### Problem statement
Copy out each line containing "开始监控店铺" from the entries below.

### Dataset items
## Start

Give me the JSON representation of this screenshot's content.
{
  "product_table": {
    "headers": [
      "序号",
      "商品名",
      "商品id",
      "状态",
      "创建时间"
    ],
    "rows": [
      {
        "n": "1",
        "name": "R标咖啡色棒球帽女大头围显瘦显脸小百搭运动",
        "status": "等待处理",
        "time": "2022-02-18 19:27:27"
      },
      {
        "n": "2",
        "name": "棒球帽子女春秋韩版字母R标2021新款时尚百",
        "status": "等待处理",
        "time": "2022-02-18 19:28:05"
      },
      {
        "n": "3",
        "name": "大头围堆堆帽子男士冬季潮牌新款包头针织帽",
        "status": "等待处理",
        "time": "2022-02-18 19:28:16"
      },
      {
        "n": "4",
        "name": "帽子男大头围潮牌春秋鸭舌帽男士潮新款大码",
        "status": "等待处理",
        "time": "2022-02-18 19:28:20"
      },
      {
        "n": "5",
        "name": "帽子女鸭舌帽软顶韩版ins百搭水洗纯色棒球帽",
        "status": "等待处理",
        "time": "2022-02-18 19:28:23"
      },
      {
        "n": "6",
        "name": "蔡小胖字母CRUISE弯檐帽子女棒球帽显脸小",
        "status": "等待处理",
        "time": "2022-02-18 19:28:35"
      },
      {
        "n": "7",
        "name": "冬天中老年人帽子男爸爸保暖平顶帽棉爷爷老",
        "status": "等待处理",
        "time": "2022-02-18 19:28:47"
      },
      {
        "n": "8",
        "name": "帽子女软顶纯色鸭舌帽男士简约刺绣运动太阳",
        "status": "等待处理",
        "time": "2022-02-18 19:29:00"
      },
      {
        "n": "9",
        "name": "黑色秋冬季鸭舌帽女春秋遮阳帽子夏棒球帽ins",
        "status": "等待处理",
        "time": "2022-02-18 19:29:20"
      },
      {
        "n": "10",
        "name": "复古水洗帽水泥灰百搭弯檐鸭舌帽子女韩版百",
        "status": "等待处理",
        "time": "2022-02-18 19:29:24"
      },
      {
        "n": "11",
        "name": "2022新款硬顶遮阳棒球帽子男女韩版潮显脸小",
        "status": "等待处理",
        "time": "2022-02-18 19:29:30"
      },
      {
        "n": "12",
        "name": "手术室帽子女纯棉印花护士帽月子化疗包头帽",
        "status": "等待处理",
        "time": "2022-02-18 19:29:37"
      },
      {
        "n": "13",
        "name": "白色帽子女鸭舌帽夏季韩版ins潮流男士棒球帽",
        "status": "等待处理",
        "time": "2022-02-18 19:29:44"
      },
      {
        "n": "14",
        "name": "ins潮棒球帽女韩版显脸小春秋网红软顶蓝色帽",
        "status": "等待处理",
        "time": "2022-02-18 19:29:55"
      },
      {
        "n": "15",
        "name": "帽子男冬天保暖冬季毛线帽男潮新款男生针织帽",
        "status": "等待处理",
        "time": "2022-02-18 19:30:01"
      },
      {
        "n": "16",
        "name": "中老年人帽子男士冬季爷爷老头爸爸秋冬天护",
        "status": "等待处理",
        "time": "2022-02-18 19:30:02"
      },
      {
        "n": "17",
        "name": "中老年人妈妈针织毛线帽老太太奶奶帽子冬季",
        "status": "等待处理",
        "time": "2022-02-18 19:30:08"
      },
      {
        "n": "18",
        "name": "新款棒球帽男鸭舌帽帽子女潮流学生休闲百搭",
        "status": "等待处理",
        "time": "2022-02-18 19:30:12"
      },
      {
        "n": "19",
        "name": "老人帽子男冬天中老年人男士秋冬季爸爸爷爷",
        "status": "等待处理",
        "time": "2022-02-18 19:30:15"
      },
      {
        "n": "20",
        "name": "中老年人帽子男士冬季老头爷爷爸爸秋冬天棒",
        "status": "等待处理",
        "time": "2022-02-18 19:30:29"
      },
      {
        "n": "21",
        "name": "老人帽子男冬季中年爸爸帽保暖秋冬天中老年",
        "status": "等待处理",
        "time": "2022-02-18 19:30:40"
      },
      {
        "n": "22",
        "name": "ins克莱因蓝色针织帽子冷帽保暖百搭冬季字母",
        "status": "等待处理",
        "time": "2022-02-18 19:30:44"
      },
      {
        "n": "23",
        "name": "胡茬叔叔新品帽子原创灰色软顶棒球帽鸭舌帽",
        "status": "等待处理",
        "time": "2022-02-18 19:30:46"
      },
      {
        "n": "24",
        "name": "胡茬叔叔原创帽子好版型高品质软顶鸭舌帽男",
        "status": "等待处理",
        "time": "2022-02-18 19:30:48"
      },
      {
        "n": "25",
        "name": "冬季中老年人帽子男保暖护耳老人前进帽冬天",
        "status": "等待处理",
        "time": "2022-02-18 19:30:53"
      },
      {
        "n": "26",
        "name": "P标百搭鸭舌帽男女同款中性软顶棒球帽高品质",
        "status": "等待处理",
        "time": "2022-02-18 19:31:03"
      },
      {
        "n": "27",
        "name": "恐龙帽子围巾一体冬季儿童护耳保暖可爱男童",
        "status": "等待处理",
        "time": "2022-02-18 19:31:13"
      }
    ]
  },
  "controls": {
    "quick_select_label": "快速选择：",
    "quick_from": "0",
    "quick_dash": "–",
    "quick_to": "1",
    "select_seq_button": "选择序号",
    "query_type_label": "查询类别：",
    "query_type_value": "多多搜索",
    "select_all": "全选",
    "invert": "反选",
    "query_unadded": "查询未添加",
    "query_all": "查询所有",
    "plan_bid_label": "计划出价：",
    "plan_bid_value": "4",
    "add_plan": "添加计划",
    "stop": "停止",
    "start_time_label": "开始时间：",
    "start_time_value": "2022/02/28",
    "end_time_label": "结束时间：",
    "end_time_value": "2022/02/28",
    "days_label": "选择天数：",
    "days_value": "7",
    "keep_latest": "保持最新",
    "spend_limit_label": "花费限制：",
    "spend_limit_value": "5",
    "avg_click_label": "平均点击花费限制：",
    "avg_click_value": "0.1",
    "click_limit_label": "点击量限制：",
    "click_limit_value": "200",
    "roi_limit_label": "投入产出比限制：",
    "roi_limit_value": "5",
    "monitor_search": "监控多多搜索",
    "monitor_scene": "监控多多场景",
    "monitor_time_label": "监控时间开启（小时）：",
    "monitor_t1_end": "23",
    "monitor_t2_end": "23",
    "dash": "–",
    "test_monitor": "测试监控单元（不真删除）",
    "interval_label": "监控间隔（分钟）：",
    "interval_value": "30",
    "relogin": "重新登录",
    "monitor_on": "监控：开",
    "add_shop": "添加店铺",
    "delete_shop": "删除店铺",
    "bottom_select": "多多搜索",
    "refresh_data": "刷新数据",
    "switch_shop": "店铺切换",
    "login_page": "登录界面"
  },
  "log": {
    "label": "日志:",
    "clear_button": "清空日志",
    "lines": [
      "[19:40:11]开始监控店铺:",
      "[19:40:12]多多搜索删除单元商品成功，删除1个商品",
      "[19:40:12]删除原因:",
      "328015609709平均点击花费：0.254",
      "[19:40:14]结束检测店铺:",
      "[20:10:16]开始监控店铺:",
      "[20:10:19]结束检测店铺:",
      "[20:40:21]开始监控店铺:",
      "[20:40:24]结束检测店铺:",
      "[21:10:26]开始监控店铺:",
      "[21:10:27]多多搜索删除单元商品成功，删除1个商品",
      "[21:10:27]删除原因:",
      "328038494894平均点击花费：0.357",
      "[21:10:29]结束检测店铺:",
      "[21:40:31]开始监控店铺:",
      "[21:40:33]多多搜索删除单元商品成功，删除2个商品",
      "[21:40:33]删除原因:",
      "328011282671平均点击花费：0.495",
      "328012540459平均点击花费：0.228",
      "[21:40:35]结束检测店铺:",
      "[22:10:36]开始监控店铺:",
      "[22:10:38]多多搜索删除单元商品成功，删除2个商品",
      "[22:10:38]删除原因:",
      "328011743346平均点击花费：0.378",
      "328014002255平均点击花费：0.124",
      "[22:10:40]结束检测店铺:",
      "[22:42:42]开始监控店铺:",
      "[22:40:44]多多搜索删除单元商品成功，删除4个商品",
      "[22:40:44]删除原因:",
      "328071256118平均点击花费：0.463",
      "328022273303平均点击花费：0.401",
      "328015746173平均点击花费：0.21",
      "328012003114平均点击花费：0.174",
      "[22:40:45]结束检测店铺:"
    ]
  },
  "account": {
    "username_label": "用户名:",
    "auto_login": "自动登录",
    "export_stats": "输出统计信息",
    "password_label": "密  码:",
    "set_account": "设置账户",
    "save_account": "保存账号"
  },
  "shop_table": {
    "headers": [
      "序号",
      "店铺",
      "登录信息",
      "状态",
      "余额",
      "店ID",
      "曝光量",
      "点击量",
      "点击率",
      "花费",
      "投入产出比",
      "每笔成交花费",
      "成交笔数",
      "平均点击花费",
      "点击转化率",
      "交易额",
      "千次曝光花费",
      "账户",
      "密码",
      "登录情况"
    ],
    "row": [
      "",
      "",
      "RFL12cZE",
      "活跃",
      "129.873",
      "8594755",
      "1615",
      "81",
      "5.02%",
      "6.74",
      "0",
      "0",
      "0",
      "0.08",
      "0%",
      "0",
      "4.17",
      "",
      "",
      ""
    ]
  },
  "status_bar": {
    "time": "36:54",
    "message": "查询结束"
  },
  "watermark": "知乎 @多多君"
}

## End

### Reply
      "[19:40:11]开始监控店铺:",
      "[20:10:16]开始监控店铺:",
      "[20:40:21]开始监控店铺:",
      "[21:10:26]开始监控店铺:",
      "[21:40:31]开始监控店铺:",
      "[22:10:36]开始监控店铺:",
      "[22:42:42]开始监控店铺:",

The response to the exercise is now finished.